>> start ENTRIES

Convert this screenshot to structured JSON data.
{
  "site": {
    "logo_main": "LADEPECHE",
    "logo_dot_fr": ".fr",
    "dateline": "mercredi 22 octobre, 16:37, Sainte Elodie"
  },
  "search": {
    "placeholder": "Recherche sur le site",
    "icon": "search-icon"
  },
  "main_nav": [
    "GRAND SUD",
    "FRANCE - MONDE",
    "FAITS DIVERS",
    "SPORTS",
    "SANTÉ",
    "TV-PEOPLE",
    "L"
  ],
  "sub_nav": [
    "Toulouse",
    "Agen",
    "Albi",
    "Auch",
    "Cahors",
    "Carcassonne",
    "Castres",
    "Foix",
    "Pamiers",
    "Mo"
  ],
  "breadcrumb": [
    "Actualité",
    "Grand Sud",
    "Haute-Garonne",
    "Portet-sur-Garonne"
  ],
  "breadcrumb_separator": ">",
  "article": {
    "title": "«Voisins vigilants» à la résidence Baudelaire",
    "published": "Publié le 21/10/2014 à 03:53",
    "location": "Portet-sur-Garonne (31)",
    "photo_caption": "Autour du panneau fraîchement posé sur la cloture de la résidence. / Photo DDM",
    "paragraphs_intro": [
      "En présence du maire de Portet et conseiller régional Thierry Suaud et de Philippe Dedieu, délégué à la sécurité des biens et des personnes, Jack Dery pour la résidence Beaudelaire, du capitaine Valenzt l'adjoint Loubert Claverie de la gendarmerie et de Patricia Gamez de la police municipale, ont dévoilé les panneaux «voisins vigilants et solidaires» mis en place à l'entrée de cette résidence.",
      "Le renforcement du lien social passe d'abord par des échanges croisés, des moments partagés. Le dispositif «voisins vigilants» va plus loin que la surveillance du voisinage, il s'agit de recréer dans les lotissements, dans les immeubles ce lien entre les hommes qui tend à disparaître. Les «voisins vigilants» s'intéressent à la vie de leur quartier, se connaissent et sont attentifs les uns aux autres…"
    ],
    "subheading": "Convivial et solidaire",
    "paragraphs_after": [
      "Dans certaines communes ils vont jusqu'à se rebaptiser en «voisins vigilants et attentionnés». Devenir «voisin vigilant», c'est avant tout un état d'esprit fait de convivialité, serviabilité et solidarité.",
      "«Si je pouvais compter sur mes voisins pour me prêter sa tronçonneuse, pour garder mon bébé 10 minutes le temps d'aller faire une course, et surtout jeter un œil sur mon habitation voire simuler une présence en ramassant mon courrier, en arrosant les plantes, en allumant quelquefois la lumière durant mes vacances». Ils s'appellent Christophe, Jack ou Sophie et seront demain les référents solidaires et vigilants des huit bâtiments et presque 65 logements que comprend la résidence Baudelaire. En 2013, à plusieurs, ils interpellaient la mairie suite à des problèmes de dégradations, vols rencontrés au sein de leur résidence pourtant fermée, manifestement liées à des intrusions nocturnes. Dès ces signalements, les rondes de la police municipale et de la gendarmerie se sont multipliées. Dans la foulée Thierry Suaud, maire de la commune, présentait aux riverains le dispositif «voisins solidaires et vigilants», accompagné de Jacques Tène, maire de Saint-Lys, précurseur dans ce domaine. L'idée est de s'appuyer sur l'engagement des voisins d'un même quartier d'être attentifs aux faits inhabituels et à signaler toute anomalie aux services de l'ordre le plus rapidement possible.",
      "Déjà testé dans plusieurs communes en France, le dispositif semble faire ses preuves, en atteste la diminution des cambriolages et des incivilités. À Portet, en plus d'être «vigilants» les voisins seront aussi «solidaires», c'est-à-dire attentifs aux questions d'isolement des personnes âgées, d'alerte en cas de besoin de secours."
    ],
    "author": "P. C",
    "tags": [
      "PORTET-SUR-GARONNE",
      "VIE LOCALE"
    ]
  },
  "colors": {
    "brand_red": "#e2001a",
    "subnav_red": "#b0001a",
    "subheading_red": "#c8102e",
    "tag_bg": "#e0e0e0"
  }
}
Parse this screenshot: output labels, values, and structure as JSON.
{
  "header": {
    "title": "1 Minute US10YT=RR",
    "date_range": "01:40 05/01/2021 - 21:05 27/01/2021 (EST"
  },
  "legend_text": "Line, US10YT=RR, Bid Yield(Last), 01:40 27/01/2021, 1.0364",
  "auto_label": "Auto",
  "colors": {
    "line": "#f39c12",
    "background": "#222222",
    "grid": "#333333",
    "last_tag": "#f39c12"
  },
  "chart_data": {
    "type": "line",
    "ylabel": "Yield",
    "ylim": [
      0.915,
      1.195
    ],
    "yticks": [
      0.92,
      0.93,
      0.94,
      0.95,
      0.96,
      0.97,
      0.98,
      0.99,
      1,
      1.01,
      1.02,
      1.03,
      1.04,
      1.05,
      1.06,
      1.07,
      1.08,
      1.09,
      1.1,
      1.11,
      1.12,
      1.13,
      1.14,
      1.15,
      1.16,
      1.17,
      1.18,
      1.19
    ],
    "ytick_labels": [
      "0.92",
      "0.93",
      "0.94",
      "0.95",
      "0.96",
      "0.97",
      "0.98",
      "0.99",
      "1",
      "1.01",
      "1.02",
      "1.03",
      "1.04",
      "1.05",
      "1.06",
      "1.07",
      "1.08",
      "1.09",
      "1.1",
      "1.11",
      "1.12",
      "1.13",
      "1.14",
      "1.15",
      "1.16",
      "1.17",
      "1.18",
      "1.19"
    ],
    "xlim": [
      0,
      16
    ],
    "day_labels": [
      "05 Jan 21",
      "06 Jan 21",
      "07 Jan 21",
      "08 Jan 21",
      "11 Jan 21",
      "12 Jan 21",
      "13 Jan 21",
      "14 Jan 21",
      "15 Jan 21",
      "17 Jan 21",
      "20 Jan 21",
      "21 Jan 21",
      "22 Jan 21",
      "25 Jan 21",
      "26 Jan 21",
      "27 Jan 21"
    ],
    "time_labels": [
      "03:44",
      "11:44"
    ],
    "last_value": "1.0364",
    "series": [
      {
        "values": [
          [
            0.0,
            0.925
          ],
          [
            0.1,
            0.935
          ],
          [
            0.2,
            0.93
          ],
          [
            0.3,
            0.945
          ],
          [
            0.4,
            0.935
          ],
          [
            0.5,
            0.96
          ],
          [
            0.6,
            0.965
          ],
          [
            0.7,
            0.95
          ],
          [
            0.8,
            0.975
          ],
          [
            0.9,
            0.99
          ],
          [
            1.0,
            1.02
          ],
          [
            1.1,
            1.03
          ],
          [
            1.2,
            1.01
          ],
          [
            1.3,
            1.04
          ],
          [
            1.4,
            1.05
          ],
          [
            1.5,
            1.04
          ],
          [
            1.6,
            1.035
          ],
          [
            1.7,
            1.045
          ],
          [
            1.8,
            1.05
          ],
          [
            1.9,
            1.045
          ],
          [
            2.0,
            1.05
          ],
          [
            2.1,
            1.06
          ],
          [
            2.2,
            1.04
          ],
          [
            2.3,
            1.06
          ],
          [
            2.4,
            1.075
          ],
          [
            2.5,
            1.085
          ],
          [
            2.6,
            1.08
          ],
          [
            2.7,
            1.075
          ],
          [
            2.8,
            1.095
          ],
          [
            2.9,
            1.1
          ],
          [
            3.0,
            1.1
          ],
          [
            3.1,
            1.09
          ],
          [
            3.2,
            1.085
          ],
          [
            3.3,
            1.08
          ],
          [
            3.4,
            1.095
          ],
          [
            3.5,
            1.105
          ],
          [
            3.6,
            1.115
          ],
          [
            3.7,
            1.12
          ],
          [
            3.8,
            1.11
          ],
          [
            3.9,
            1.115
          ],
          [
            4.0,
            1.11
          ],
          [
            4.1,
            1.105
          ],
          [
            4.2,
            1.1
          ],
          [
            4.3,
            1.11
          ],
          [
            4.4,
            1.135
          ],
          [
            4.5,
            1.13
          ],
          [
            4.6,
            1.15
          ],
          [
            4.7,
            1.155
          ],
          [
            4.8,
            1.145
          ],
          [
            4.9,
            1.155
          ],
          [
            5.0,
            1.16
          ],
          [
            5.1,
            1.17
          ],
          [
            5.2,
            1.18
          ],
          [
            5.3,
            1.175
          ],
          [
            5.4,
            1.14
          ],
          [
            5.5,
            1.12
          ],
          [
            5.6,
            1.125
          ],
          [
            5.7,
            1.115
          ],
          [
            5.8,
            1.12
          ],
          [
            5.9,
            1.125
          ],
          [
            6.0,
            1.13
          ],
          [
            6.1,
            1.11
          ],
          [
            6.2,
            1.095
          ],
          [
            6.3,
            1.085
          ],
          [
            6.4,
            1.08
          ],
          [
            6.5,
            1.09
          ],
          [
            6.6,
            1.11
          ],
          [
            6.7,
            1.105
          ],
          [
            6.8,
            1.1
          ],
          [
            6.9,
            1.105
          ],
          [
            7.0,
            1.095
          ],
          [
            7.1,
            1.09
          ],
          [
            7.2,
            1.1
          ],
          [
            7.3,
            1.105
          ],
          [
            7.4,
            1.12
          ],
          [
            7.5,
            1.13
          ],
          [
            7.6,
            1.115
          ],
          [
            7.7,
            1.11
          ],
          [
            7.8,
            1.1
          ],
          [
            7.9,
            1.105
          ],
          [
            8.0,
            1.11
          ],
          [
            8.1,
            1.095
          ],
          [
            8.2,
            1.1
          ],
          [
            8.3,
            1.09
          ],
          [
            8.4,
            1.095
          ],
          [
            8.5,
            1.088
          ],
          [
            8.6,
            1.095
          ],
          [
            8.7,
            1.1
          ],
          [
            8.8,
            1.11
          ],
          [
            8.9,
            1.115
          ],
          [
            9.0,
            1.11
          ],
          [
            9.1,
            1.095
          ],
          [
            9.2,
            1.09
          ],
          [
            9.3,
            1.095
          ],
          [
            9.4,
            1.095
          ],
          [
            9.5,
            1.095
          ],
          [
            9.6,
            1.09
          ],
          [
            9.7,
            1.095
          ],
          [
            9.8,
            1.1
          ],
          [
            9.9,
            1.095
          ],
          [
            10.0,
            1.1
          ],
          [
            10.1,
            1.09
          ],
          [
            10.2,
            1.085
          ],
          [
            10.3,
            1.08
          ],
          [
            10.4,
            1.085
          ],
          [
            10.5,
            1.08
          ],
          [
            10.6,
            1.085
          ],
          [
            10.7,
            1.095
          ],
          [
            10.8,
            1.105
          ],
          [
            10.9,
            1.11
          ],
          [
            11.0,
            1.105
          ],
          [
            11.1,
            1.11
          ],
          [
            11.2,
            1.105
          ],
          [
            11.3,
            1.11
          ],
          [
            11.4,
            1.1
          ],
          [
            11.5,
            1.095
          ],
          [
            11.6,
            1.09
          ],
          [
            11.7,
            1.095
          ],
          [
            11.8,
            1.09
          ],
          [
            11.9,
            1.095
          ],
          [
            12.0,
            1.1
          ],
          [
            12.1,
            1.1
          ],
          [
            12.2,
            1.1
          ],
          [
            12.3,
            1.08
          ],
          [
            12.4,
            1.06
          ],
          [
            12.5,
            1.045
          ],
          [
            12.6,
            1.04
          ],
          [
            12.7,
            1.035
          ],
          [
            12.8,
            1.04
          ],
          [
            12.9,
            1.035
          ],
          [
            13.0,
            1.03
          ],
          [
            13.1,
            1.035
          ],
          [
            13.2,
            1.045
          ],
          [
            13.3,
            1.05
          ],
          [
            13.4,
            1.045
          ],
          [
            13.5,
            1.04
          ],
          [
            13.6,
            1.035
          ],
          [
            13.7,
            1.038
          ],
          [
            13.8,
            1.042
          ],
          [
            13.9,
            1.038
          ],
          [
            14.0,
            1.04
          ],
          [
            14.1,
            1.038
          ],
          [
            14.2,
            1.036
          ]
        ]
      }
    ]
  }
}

>> end ENTRIES

GIVEN TASK
Say, as a number only, how many lines of the data contain "title".

RESULT OF THIS EXERCISE
2